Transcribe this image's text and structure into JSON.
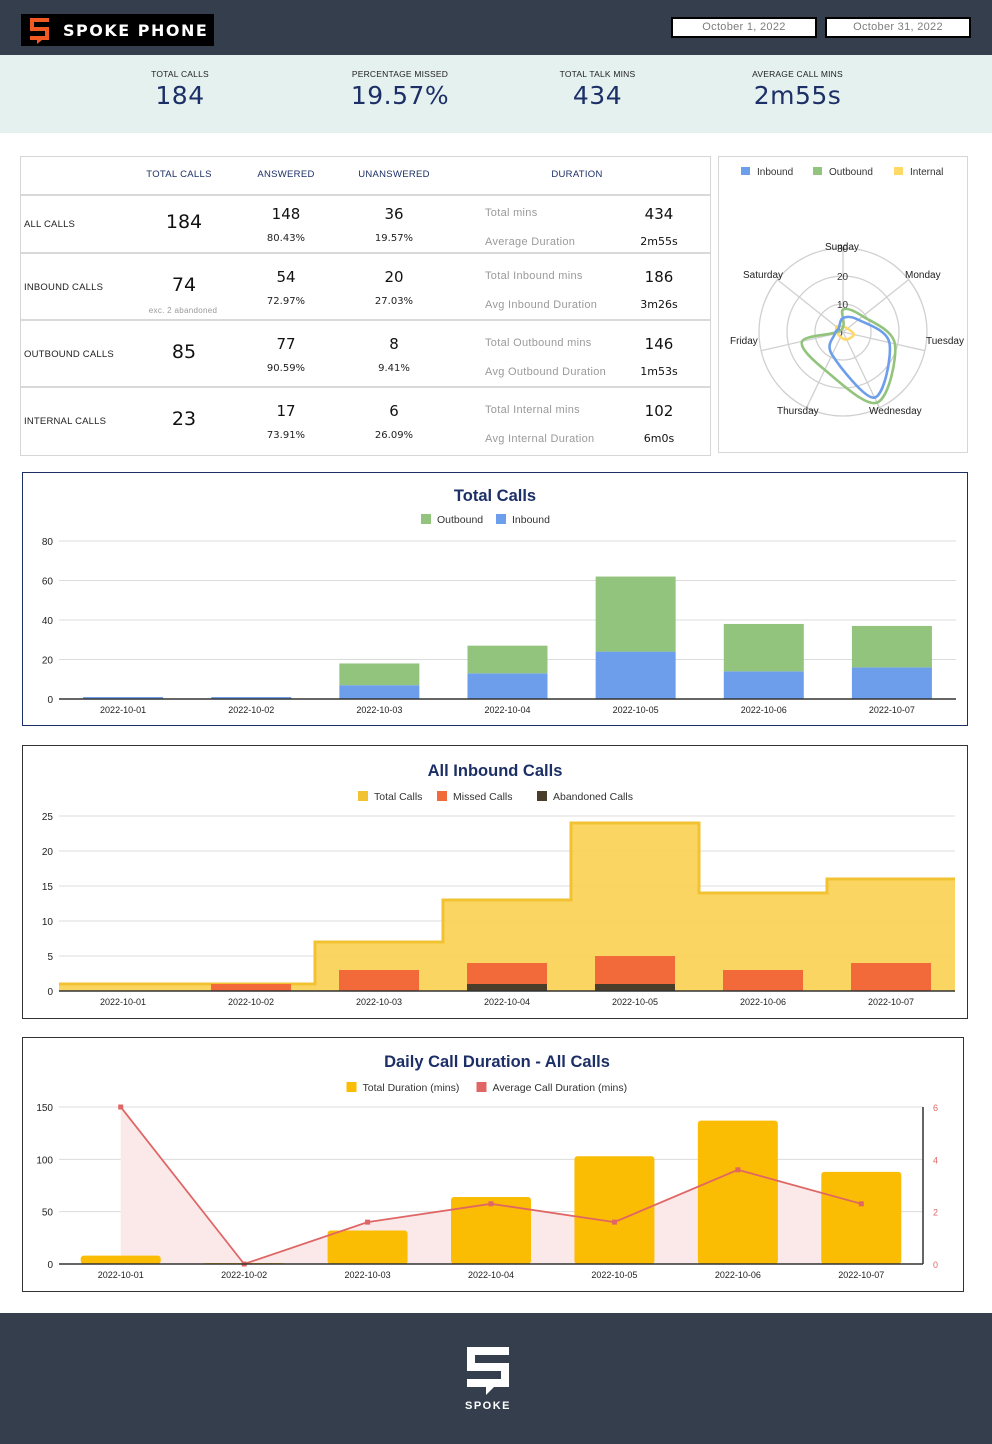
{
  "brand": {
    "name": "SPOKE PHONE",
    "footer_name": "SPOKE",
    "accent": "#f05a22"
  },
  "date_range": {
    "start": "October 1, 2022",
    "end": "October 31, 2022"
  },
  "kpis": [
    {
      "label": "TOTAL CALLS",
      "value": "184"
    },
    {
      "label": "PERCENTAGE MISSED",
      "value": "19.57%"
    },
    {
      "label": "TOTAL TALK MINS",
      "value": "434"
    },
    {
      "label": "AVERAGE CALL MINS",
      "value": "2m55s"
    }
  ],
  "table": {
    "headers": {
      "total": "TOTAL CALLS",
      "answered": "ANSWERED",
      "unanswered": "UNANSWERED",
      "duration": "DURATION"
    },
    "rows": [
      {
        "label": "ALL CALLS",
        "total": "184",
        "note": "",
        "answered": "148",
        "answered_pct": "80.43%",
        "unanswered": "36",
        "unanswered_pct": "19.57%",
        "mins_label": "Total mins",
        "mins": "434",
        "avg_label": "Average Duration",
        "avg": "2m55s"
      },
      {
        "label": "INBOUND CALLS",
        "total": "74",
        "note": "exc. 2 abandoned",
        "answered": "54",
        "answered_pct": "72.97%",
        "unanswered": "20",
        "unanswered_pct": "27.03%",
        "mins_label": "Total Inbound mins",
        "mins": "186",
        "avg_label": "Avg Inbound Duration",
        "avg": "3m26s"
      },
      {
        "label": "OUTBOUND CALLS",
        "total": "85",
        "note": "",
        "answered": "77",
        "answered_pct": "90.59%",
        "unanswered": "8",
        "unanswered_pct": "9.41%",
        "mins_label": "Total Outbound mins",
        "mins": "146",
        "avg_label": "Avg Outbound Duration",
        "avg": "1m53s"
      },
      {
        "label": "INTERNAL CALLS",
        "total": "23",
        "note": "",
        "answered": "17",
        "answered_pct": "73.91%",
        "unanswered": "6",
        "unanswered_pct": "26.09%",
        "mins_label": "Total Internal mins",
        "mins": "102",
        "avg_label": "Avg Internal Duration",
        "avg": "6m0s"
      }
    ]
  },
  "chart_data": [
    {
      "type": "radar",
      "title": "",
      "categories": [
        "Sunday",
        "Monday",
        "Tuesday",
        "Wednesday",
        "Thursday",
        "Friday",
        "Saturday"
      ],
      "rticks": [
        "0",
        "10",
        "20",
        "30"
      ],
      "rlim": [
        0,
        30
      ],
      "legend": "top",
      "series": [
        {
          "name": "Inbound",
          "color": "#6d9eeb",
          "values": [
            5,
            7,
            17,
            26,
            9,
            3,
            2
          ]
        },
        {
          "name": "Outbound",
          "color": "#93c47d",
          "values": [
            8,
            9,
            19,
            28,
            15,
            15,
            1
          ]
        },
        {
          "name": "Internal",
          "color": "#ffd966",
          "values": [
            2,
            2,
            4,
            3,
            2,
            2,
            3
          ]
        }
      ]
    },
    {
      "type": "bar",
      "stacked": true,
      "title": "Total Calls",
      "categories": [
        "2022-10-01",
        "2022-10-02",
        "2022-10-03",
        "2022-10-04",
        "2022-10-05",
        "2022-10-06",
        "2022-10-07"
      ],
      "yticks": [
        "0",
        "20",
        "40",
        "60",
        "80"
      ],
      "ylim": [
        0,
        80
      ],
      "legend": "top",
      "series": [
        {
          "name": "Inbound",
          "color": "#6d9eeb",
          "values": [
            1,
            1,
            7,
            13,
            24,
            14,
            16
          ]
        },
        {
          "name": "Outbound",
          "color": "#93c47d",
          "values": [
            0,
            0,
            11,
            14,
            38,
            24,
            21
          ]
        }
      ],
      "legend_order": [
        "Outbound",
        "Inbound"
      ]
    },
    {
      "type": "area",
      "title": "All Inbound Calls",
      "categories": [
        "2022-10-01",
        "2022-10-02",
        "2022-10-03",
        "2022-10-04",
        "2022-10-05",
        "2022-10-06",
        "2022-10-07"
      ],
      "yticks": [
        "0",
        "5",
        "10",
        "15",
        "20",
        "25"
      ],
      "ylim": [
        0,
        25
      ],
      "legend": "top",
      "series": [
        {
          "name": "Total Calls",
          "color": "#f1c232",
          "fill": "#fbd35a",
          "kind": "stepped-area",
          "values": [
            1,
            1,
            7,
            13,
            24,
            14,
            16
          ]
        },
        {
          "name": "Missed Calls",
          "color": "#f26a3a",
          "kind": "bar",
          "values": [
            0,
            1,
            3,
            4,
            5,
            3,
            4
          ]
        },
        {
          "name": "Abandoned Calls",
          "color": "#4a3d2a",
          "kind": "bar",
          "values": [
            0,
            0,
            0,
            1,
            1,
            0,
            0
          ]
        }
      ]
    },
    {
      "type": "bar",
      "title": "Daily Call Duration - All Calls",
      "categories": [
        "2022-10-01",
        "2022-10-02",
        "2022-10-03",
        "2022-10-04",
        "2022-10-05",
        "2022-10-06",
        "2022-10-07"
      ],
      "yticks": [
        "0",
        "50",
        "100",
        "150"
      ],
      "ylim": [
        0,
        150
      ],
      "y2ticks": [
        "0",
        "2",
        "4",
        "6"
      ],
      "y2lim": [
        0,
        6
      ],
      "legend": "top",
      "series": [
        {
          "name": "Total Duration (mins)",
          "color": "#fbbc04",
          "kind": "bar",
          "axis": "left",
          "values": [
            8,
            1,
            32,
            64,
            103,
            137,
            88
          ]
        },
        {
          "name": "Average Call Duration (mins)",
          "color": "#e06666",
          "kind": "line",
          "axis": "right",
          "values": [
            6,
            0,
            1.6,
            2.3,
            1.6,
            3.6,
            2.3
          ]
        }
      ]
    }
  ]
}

========================

→ Aim:
Exclude the pictures. Write out the remaining data exactly.

→ Expected answer:
Transcribe this image's text and structure into JSON.
{
  "brand": {
    "name": "SPOKE PHONE",
    "footer_name": "SPOKE",
    "accent": "#f05a22"
  },
  "date_range": {
    "start": "October 1, 2022",
    "end": "October 31, 2022"
  },
  "kpis": [
    {
      "label": "TOTAL CALLS",
      "value": "184"
    },
    {
      "label": "PERCENTAGE MISSED",
      "value": "19.57%"
    },
    {
      "label": "TOTAL TALK MINS",
      "value": "434"
    },
    {
      "label": "AVERAGE CALL MINS",
      "value": "2m55s"
    }
  ],
  "table": {
    "headers": {
      "total": "TOTAL CALLS",
      "answered": "ANSWERED",
      "unanswered": "UNANSWERED",
      "duration": "DURATION"
    },
    "rows": [
      {
        "label": "ALL CALLS",
        "total": "184",
        "note": "",
        "answered": "148",
        "answered_pct": "80.43%",
        "unanswered": "36",
        "unanswered_pct": "19.57%",
        "mins_label": "Total mins",
        "mins": "434",
        "avg_label": "Average Duration",
        "avg": "2m55s"
      },
      {
        "label": "INBOUND CALLS",
        "total": "74",
        "note": "exc. 2 abandoned",
        "answered": "54",
        "answered_pct": "72.97%",
        "unanswered": "20",
        "unanswered_pct": "27.03%",
        "mins_label": "Total Inbound mins",
        "mins": "186",
        "avg_label": "Avg Inbound Duration",
        "avg": "3m26s"
      },
      {
        "label": "OUTBOUND CALLS",
        "total": "85",
        "note": "",
        "answered": "77",
        "answered_pct": "90.59%",
        "unanswered": "8",
        "unanswered_pct": "9.41%",
        "mins_label": "Total Outbound mins",
        "mins": "146",
        "avg_label": "Avg Outbound Duration",
        "avg": "1m53s"
      },
      {
        "label": "INTERNAL CALLS",
        "total": "23",
        "note": "",
        "answered": "17",
        "answered_pct": "73.91%",
        "unanswered": "6",
        "unanswered_pct": "26.09%",
        "mins_label": "Total Internal mins",
        "mins": "102",
        "avg_label": "Avg Internal Duration",
        "avg": "6m0s"
      }
    ]
  },
  "chart_data": [
    {
      "type": "radar",
      "title": "",
      "categories": [
        "Sunday",
        "Monday",
        "Tuesday",
        "Wednesday",
        "Thursday",
        "Friday",
        "Saturday"
      ],
      "rticks": [
        "0",
        "10",
        "20",
        "30"
      ],
      "rlim": [
        0,
        30
      ],
      "legend": "top",
      "series": [
        {
          "name": "Inbound",
          "color": "#6d9eeb",
          "values": [
            5,
            7,
            17,
            26,
            9,
            3,
            2
          ]
        },
        {
          "name": "Outbound",
          "color": "#93c47d",
          "values": [
            8,
            9,
            19,
            28,
            15,
            15,
            1
          ]
        },
        {
          "name": "Internal",
          "color": "#ffd966",
          "values": [
            2,
            2,
            4,
            3,
            2,
            2,
            3
          ]
        }
      ]
    },
    {
      "type": "bar",
      "stacked": true,
      "title": "Total Calls",
      "categories": [
        "2022-10-01",
        "2022-10-02",
        "2022-10-03",
        "2022-10-04",
        "2022-10-05",
        "2022-10-06",
        "2022-10-07"
      ],
      "yticks": [
        "0",
        "20",
        "40",
        "60",
        "80"
      ],
      "ylim": [
        0,
        80
      ],
      "legend": "top",
      "series": [
        {
          "name": "Inbound",
          "color": "#6d9eeb",
          "values": [
            1,
            1,
            7,
            13,
            24,
            14,
            16
          ]
        },
        {
          "name": "Outbound",
          "color": "#93c47d",
          "values": [
            0,
            0,
            11,
            14,
            38,
            24,
            21
          ]
        }
      ],
      "legend_order": [
        "Outbound",
        "Inbound"
      ]
    },
    {
      "type": "area",
      "title": "All Inbound Calls",
      "categories": [
        "2022-10-01",
        "2022-10-02",
        "2022-10-03",
        "2022-10-04",
        "2022-10-05",
        "2022-10-06",
        "2022-10-07"
      ],
      "yticks": [
        "0",
        "5",
        "10",
        "15",
        "20",
        "25"
      ],
      "ylim": [
        0,
        25
      ],
      "legend": "top",
      "series": [
        {
          "name": "Total Calls",
          "color": "#f1c232",
          "fill": "#fbd35a",
          "kind": "stepped-area",
          "values": [
            1,
            1,
            7,
            13,
            24,
            14,
            16
          ]
        },
        {
          "name": "Missed Calls",
          "color": "#f26a3a",
          "kind": "bar",
          "values": [
            0,
            1,
            3,
            4,
            5,
            3,
            4
          ]
        },
        {
          "name": "Abandoned Calls",
          "color": "#4a3d2a",
          "kind": "bar",
          "values": [
            0,
            0,
            0,
            1,
            1,
            0,
            0
          ]
        }
      ]
    },
    {
      "type": "bar",
      "title": "Daily Call Duration - All Calls",
      "categories": [
        "2022-10-01",
        "2022-10-02",
        "2022-10-03",
        "2022-10-04",
        "2022-10-05",
        "2022-10-06",
        "2022-10-07"
      ],
      "yticks": [
        "0",
        "50",
        "100",
        "150"
      ],
      "ylim": [
        0,
        150
      ],
      "y2ticks": [
        "0",
        "2",
        "4",
        "6"
      ],
      "y2lim": [
        0,
        6
      ],
      "legend": "top",
      "series": [
        {
          "name": "Total Duration (mins)",
          "color": "#fbbc04",
          "kind": "bar",
          "axis": "left",
          "values": [
            8,
            1,
            32,
            64,
            103,
            137,
            88
          ]
        },
        {
          "name": "Average Call Duration (mins)",
          "color": "#e06666",
          "kind": "line",
          "axis": "right",
          "values": [
            6,
            0,
            1.6,
            2.3,
            1.6,
            3.6,
            2.3
          ]
        }
      ]
    }
  ]
}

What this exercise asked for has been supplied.